Stored records
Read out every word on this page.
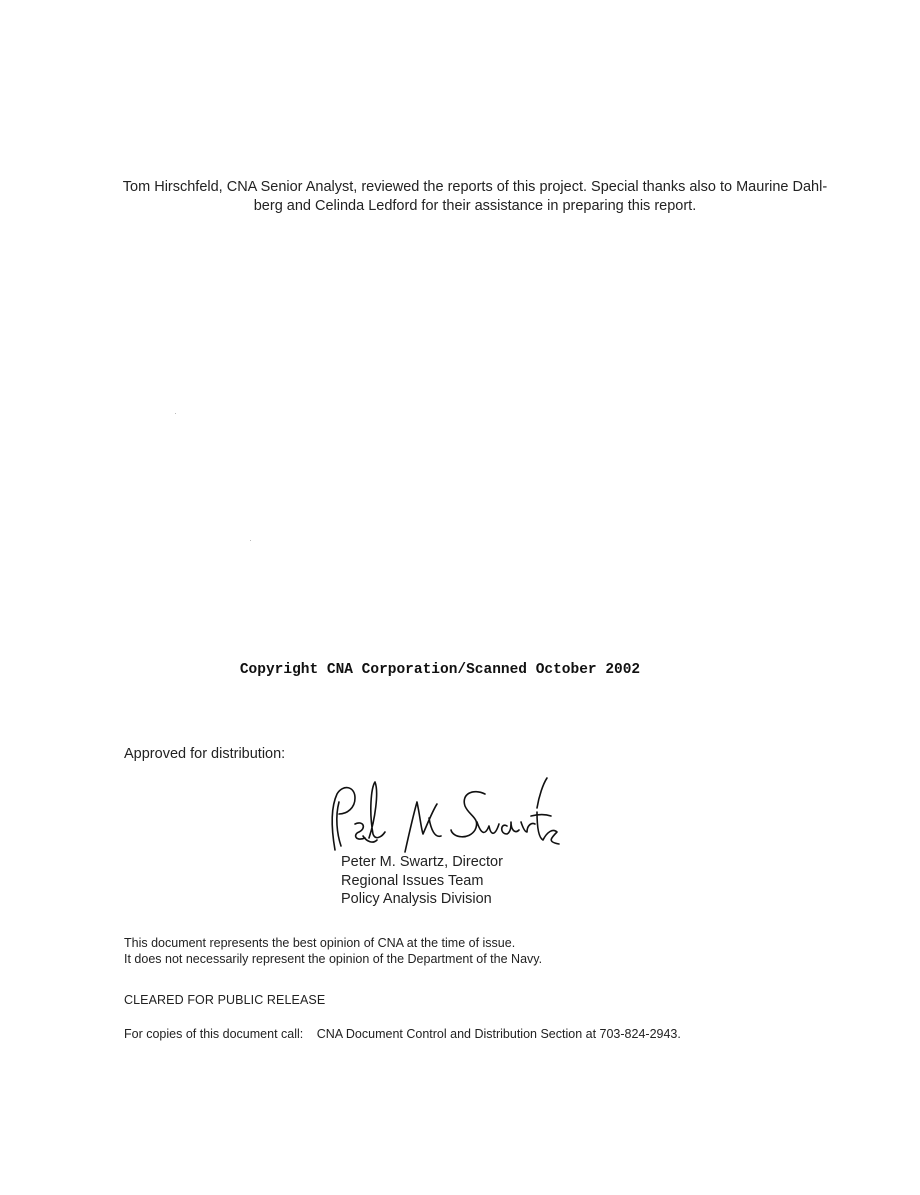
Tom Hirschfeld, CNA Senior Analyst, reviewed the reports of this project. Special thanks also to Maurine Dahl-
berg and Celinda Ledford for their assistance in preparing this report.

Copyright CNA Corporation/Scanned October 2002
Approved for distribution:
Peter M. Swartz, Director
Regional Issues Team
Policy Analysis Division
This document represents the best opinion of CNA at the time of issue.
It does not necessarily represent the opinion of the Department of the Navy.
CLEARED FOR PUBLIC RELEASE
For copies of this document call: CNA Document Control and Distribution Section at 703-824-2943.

==

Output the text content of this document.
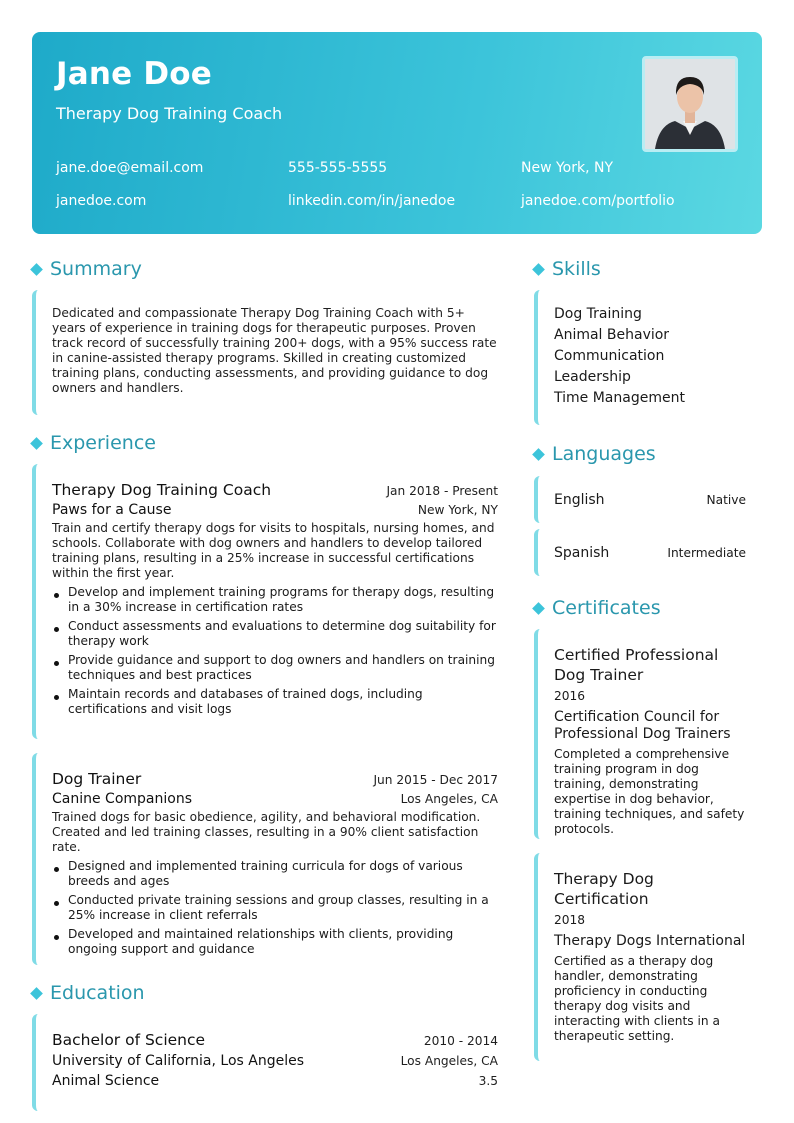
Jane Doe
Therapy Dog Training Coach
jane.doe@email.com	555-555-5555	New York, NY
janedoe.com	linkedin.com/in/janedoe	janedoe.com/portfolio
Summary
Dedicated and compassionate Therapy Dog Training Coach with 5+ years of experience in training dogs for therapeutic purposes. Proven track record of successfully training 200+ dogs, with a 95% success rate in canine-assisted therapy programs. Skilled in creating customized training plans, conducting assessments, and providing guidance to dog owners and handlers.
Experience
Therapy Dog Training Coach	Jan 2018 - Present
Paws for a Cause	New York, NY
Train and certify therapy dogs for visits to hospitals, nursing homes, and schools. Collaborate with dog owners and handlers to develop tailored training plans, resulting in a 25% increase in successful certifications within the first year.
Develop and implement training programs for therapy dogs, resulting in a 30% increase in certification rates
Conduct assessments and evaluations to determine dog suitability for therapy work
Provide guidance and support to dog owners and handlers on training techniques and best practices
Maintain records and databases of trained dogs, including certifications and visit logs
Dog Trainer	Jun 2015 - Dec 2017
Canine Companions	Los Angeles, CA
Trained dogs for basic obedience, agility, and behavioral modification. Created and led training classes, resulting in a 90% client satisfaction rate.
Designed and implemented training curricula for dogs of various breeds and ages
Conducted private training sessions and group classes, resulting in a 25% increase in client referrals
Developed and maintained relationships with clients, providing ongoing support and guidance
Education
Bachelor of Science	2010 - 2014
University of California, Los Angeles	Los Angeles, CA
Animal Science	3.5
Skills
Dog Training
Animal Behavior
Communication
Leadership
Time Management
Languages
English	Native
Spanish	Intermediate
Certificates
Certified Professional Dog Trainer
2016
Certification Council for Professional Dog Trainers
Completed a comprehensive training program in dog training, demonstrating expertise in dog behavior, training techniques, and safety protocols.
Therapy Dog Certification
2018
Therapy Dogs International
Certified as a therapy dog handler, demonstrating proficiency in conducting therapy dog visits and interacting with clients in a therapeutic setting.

#### Exercise directions:
Read through the data and copy every line where "Professional" shows up.

#### Result of this exercise:
Certified Professional Dog Trainer
Certification Council for Professional Dog Trainers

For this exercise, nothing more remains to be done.